Requirements | In your copy, reproduce the entries exactly as they are, minus the images.

─── Listed records

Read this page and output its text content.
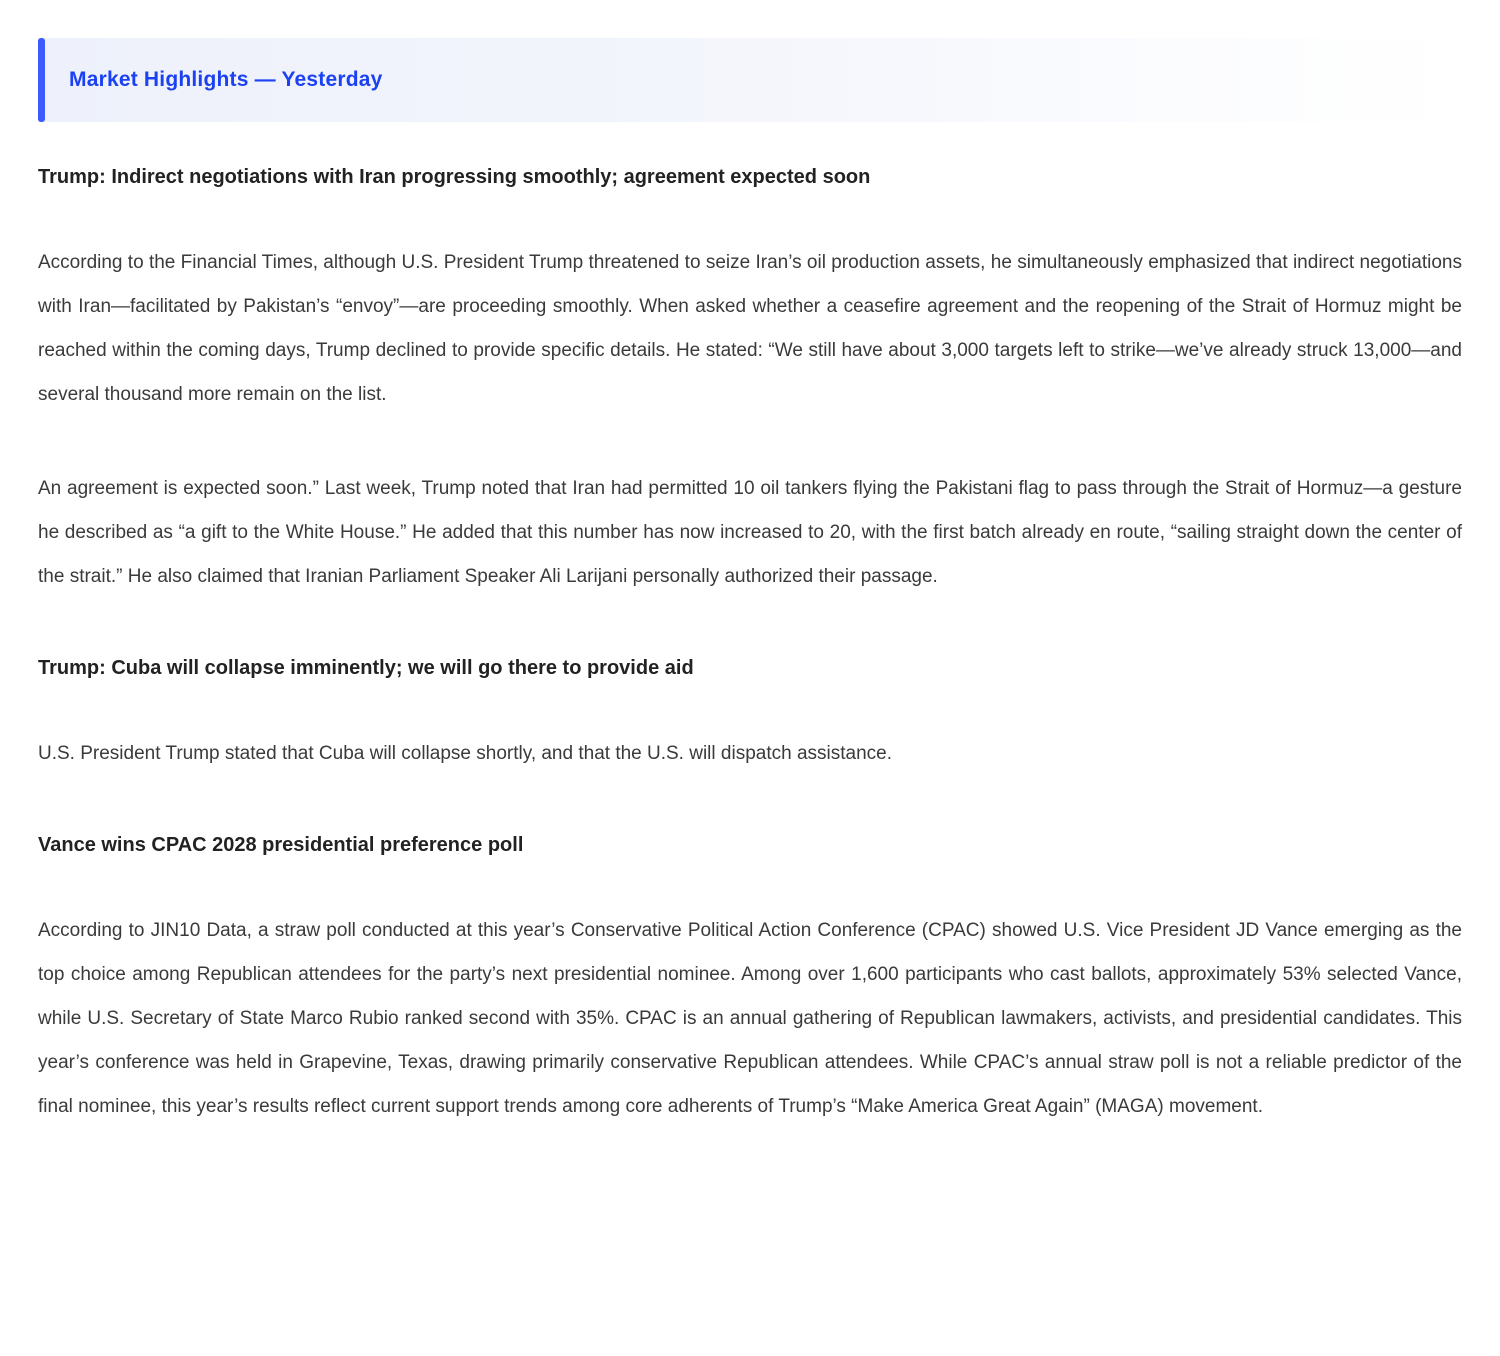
Market Highlights — Yesterday
Trump: Indirect negotiations with Iran progressing smoothly; agreement expected soon

According to the Financial Times, although U.S. President Trump threatened to seize Iran’s oil production assets, he simultaneously emphasized that indirect negotiations with Iran—facilitated by Pakistan’s “envoy”—are proceeding smoothly. When asked whether a ceasefire agreement and the reopening of the Strait of Hormuz might be reached within the coming days, Trump declined to provide specific details. He stated: “We still have about 3,000 targets left to strike—we’ve already struck 13,000—and several thousand more remain on the list.

An agreement is expected soon.” Last week, Trump noted that Iran had permitted 10 oil tankers flying the Pakistani flag to pass through the Strait of Hormuz—a gesture he described as “a gift to the White House.” He added that this number has now increased to 20, with the first batch already en route, “sailing straight down the center of the strait.” He also claimed that Iranian Parliament Speaker Ali Larijani personally authorized their passage.

Trump: Cuba will collapse imminently; we will go there to provide aid

U.S. President Trump stated that Cuba will collapse shortly, and that the U.S. will dispatch assistance.

Vance wins CPAC 2028 presidential preference poll

According to JIN10 Data, a straw poll conducted at this year’s Conservative Political Action Conference (CPAC) showed U.S. Vice President JD Vance emerging as the top choice among Republican attendees for the party’s next presidential nominee. Among over 1,600 participants who cast ballots, approximately 53% selected Vance, while U.S. Secretary of State Marco Rubio ranked second with 35%. CPAC is an annual gathering of Republican lawmakers, activists, and presidential candidates. This year’s conference was held in Grapevine, Texas, drawing primarily conservative Republican attendees. While CPAC’s annual straw poll is not a reliable predictor of the final nominee, this year’s results reflect current support trends among core adherents of Trump’s “Make America Great Again” (MAGA) movement.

──────

Written response |
Read this page and output its text content.
Market Highlights — Yesterday
Trump: Indirect negotiations with Iran progressing smoothly; agreement expected soon

According to the Financial Times, although U.S. President Trump threatened to seize Iran’s oil production assets, he simultaneously emphasized that indirect negotiations with Iran—facilitated by Pakistan’s “envoy”—are proceeding smoothly. When asked whether a ceasefire agreement and the reopening of the Strait of Hormuz might be reached within the coming days, Trump declined to provide specific details. He stated: “We still have about 3,000 targets left to strike—we’ve already struck 13,000—and several thousand more remain on the list.

An agreement is expected soon.” Last week, Trump noted that Iran had permitted 10 oil tankers flying the Pakistani flag to pass through the Strait of Hormuz—a gesture he described as “a gift to the White House.” He added that this number has now increased to 20, with the first batch already en route, “sailing straight down the center of the strait.” He also claimed that Iranian Parliament Speaker Ali Larijani personally authorized their passage.

Trump: Cuba will collapse imminently; we will go there to provide aid

U.S. President Trump stated that Cuba will collapse shortly, and that the U.S. will dispatch assistance.

Vance wins CPAC 2028 presidential preference poll

According to JIN10 Data, a straw poll conducted at this year’s Conservative Political Action Conference (CPAC) showed U.S. Vice President JD Vance emerging as the top choice among Republican attendees for the party’s next presidential nominee. Among over 1,600 participants who cast ballots, approximately 53% selected Vance, while U.S. Secretary of State Marco Rubio ranked second with 35%. CPAC is an annual gathering of Republican lawmakers, activists, and presidential candidates. This year’s conference was held in Grapevine, Texas, drawing primarily conservative Republican attendees. While CPAC’s annual straw poll is not a reliable predictor of the final nominee, this year’s results reflect current support trends among core adherents of Trump’s “Make America Great Again” (MAGA) movement.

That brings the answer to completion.